**Given task:** Copy out each line containing "Housing" from the entries below.

**Provided data:**
===
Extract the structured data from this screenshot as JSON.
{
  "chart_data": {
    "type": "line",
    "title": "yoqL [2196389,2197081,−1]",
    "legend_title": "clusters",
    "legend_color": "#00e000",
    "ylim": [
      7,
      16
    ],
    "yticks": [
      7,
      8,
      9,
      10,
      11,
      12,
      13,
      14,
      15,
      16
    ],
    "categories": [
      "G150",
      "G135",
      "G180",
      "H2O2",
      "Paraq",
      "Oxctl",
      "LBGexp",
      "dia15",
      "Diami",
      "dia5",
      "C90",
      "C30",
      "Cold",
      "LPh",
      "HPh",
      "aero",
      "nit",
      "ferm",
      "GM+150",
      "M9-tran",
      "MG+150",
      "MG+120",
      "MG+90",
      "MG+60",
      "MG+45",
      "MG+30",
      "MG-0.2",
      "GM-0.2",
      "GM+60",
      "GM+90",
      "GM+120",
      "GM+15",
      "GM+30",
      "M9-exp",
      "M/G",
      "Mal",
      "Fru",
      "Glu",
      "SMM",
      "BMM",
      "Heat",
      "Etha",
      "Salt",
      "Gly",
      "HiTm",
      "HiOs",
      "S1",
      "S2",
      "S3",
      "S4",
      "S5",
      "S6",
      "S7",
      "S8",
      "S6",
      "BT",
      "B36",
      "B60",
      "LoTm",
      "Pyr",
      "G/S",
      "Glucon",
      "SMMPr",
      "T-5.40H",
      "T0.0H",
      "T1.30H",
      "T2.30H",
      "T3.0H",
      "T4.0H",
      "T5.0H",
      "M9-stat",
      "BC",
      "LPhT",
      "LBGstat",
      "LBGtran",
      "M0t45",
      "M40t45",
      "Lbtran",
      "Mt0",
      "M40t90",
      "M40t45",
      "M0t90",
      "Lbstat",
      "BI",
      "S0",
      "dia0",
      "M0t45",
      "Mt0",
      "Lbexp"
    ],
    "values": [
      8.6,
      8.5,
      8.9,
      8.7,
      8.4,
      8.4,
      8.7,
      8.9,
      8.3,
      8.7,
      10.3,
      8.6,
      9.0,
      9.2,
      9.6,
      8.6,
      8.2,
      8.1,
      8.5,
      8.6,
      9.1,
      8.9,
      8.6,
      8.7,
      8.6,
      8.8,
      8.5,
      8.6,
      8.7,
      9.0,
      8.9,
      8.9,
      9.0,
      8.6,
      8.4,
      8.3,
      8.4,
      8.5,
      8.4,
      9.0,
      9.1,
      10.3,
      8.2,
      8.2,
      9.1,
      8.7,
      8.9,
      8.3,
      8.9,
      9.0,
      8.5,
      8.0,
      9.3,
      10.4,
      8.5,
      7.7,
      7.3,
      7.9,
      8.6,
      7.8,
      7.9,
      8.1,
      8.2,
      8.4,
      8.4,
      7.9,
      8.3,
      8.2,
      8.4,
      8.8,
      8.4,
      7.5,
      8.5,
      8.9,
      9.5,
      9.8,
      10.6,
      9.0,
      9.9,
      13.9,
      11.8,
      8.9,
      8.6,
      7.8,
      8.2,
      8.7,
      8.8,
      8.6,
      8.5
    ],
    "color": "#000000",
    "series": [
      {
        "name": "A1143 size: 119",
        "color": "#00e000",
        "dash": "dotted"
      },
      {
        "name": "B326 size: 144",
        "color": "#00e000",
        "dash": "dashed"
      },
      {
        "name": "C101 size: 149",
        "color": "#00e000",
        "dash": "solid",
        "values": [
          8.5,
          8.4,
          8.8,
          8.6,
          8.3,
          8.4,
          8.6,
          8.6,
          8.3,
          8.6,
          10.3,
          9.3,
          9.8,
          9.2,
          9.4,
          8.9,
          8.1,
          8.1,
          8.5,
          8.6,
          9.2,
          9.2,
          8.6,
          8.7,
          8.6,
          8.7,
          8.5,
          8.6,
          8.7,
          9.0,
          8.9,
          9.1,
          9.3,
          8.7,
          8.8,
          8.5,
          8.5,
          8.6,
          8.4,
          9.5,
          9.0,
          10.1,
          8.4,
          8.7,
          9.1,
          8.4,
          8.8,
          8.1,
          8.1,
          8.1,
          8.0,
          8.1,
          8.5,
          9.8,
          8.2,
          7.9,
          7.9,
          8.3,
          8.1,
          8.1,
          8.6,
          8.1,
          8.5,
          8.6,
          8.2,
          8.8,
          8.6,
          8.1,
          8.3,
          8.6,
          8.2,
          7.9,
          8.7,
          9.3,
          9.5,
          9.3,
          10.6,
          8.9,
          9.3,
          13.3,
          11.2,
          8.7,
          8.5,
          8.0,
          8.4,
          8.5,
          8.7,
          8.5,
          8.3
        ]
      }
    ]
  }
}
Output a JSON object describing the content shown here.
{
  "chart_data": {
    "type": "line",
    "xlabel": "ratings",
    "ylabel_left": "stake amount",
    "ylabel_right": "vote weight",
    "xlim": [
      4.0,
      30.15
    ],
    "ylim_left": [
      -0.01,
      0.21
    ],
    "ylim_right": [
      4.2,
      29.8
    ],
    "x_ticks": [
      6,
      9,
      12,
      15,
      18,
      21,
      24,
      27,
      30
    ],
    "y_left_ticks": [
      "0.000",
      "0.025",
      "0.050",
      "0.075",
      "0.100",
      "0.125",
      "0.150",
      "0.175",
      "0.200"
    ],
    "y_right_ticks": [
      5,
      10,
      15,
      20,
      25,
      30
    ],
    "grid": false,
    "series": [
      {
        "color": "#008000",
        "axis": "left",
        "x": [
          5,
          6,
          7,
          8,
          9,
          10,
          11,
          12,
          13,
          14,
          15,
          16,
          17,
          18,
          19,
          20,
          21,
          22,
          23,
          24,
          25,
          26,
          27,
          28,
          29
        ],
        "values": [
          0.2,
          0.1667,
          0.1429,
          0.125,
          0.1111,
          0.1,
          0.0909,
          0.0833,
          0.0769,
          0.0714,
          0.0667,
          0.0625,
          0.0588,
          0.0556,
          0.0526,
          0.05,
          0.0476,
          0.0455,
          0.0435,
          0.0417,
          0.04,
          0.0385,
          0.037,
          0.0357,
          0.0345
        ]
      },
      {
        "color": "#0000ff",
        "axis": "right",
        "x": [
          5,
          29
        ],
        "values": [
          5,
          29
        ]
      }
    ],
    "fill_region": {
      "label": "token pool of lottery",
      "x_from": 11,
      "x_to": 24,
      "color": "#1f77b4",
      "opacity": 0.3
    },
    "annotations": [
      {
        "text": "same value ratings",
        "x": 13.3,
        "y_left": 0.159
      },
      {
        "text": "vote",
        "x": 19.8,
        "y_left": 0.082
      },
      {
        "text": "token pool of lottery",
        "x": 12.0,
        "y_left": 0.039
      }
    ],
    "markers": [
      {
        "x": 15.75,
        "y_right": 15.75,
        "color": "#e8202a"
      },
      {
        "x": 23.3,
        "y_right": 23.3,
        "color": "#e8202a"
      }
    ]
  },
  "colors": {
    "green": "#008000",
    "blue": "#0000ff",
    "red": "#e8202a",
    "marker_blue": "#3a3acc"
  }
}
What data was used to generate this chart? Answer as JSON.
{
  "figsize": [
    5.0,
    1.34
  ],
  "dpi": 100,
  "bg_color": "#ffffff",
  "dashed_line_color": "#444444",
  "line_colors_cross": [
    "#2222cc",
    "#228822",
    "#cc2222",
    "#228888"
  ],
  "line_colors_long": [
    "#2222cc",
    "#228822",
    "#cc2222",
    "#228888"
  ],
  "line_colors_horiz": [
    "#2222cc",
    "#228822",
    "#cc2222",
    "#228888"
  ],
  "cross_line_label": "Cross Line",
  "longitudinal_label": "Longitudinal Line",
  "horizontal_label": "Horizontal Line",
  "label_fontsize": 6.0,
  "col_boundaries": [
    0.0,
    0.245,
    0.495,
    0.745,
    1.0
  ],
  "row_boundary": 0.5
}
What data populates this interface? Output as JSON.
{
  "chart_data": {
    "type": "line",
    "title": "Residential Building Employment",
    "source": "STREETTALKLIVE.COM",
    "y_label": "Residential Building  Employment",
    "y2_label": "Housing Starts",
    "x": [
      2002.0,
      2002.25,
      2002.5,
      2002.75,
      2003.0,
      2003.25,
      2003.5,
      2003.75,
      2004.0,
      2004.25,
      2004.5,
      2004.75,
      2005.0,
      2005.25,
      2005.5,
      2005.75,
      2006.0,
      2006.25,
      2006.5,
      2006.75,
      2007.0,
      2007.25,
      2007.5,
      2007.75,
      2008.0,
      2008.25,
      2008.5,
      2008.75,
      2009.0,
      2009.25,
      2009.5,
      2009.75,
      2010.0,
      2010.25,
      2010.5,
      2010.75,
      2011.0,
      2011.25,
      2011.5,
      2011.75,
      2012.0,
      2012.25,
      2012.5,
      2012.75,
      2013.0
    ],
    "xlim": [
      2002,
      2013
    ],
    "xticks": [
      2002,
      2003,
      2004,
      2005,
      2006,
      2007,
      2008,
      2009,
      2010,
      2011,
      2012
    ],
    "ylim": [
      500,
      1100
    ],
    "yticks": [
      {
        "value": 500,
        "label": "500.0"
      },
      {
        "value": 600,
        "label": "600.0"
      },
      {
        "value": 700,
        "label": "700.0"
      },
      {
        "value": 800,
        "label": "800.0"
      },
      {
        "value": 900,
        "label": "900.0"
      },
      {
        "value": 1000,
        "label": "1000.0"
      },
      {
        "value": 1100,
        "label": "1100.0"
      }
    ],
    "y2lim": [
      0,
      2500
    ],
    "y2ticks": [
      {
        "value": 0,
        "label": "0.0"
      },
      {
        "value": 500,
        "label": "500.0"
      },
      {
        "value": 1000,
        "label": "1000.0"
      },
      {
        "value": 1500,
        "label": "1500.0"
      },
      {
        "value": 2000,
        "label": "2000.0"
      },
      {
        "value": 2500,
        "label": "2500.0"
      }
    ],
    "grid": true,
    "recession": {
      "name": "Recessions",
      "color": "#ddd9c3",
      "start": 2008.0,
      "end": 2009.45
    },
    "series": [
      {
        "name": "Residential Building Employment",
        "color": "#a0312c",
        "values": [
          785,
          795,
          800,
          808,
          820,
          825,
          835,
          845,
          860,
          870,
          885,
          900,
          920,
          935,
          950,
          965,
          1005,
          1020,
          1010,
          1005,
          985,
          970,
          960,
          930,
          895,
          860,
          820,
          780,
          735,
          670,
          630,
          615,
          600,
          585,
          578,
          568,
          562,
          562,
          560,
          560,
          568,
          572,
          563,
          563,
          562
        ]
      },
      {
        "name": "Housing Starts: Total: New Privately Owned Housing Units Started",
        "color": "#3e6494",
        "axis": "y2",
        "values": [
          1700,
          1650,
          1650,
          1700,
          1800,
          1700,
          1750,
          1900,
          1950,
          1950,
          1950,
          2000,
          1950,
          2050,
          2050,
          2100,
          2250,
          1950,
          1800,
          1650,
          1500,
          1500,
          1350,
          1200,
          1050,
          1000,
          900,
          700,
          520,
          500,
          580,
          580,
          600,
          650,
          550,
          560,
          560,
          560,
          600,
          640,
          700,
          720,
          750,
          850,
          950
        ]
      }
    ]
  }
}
===
**Solution to this task:**
    "y2_label": "Housing Starts",
        "name": "Housing Starts: Total: New Privately Owned Housing Units Started",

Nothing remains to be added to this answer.